■ The request
Repeat each record exactly as written, and drop any images.

Dataset items:
** start **

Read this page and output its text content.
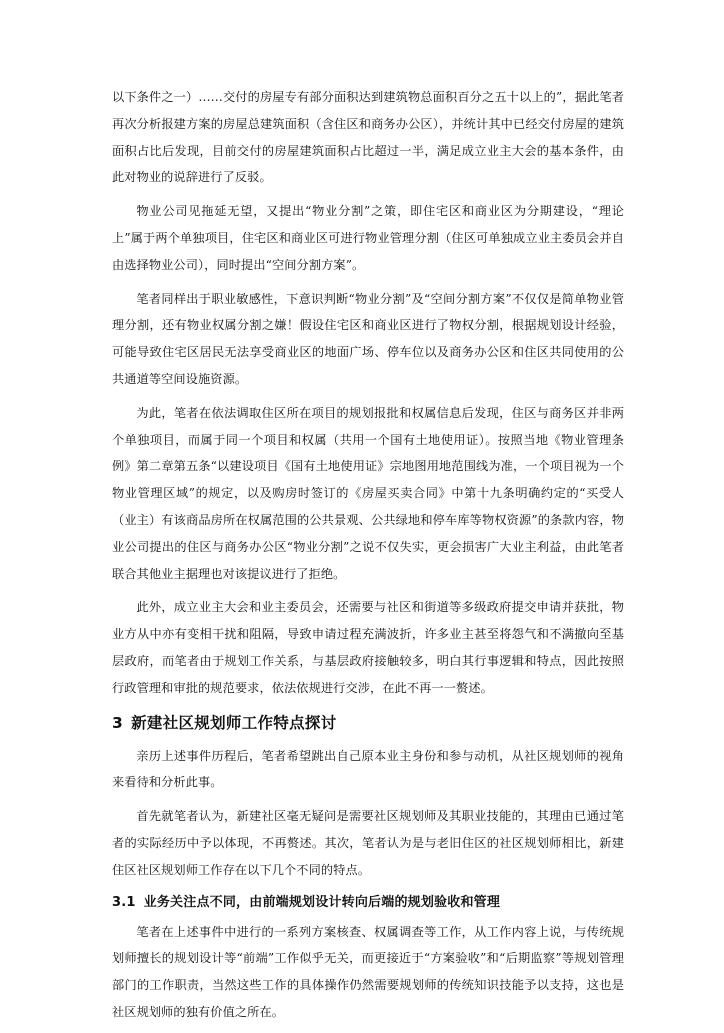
以下条件之一）……交付的房屋专有部分面积达到建筑物总面积百分之五十以上的”，据此笔者再次分析报建方案的房屋总建筑面积（含住区和商务办公区），并统计其中已经交付房屋的建筑面积占比后发现，目前交付的房屋建筑面积占比超过一半，满足成立业主大会的基本条件，由此对物业的说辞进行了反驳。

物业公司见拖延无望，又提出“物业分割”之策，即住宅区和商业区为分期建设，“理论上”属于两个单独项目，住宅区和商业区可进行物业管理分割（住区可单独成立业主委员会并自由选择物业公司），同时提出“空间分割方案”。

笔者同样出于职业敏感性，下意识判断“物业分割”及“空间分割方案”不仅仅是简单物业管理分割，还有物业权属分割之嫌！假设住宅区和商业区进行了物权分割，根据规划设计经验，可能导致住宅区居民无法享受商业区的地面广场、停车位以及商务办公区和住区共同使用的公共通道等空间设施资源。

为此，笔者在依法调取住区所在项目的规划报批和权属信息后发现，住区与商务区并非两个单独项目，而属于同一个项目和权属（共用一个国有土地使用证）。按照当地《物业管理条例》第二章第五条“以建设项目《国有土地使用证》宗地图用地范围线为准，一个项目视为一个物业管理区域”的规定，以及购房时签订的《房屋买卖合同》中第十九条明确约定的“买受人（业主）有该商品房所在权属范围的公共景观、公共绿地和停车库等物权资源”的条款内容，物业公司提出的住区与商务办公区“物业分割”之说不仅失实，更会损害广大业主利益，由此笔者联合其他业主据理也对该提议进行了拒绝。

此外，成立业主大会和业主委员会，还需要与社区和街道等多级政府提交申请并获批，物业方从中亦有变相干扰和阻隔，导致申请过程充满波折，许多业主甚至将怨气和不满撤向至基层政府，而笔者由于规划工作关系，与基层政府接触较多，明白其行事逻辑和特点，因此按照行政管理和审批的规范要求，依法依规进行交涉，在此不再一一赘述。

3 新建社区规划师工作特点探讨

亲历上述事件历程后，笔者希望跳出自己原本业主身份和参与动机，从社区规划师的视角来看待和分析此事。

首先就笔者认为，新建社区毫无疑问是需要社区规划师及其职业技能的，其理由已通过笔者的实际经历中予以体现，不再赘述。其次，笔者认为是与老旧住区的社区规划师相比，新建住区社区规划师工作存在以下几个不同的特点。

3.1 业务关注点不同，由前端规划设计转向后端的规划验收和管理

笔者在上述事件中进行的一系列方案核查、权属调查等工作，从工作内容上说，与传统规划师擅长的规划设计等“前端”工作似乎无关，而更接近于“方案验收”和“后期监察”等规划管理部门的工作职责，当然这些工作的具体操作仍然需要规划师的传统知识技能予以支持，这也是社区规划师的独有价值之所在。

** end **

■ Output of the exercise
Read this page and output its text content.
以下条件之一）……交付的房屋专有部分面积达到建筑物总面积百分之五十以上的”，据此笔者再次分析报建方案的房屋总建筑面积（含住区和商务办公区），并统计其中已经交付房屋的建筑面积占比后发现，目前交付的房屋建筑面积占比超过一半，满足成立业主大会的基本条件，由此对物业的说辞进行了反驳。

物业公司见拖延无望，又提出“物业分割”之策，即住宅区和商业区为分期建设，“理论上”属于两个单独项目，住宅区和商业区可进行物业管理分割（住区可单独成立业主委员会并自由选择物业公司），同时提出“空间分割方案”。

笔者同样出于职业敏感性，下意识判断“物业分割”及“空间分割方案”不仅仅是简单物业管理分割，还有物业权属分割之嫌！假设住宅区和商业区进行了物权分割，根据规划设计经验，可能导致住宅区居民无法享受商业区的地面广场、停车位以及商务办公区和住区共同使用的公共通道等空间设施资源。

为此，笔者在依法调取住区所在项目的规划报批和权属信息后发现，住区与商务区并非两个单独项目，而属于同一个项目和权属（共用一个国有土地使用证）。按照当地《物业管理条例》第二章第五条“以建设项目《国有土地使用证》宗地图用地范围线为准，一个项目视为一个物业管理区域”的规定，以及购房时签订的《房屋买卖合同》中第十九条明确约定的“买受人（业主）有该商品房所在权属范围的公共景观、公共绿地和停车库等物权资源”的条款内容，物业公司提出的住区与商务办公区“物业分割”之说不仅失实，更会损害广大业主利益，由此笔者联合其他业主据理也对该提议进行了拒绝。

此外，成立业主大会和业主委员会，还需要与社区和街道等多级政府提交申请并获批，物业方从中亦有变相干扰和阻隔，导致申请过程充满波折，许多业主甚至将怨气和不满撤向至基层政府，而笔者由于规划工作关系，与基层政府接触较多，明白其行事逻辑和特点，因此按照行政管理和审批的规范要求，依法依规进行交涉，在此不再一一赘述。

3 新建社区规划师工作特点探讨

亲历上述事件历程后，笔者希望跳出自己原本业主身份和参与动机，从社区规划师的视角来看待和分析此事。

首先就笔者认为，新建社区毫无疑问是需要社区规划师及其职业技能的，其理由已通过笔者的实际经历中予以体现，不再赘述。其次，笔者认为是与老旧住区的社区规划师相比，新建住区社区规划师工作存在以下几个不同的特点。

3.1 业务关注点不同，由前端规划设计转向后端的规划验收和管理

笔者在上述事件中进行的一系列方案核查、权属调查等工作，从工作内容上说，与传统规划师擅长的规划设计等“前端”工作似乎无关，而更接近于“方案验收”和“后期监察”等规划管理部门的工作职责，当然这些工作的具体操作仍然需要规划师的传统知识技能予以支持，这也是社区规划师的独有价值之所在。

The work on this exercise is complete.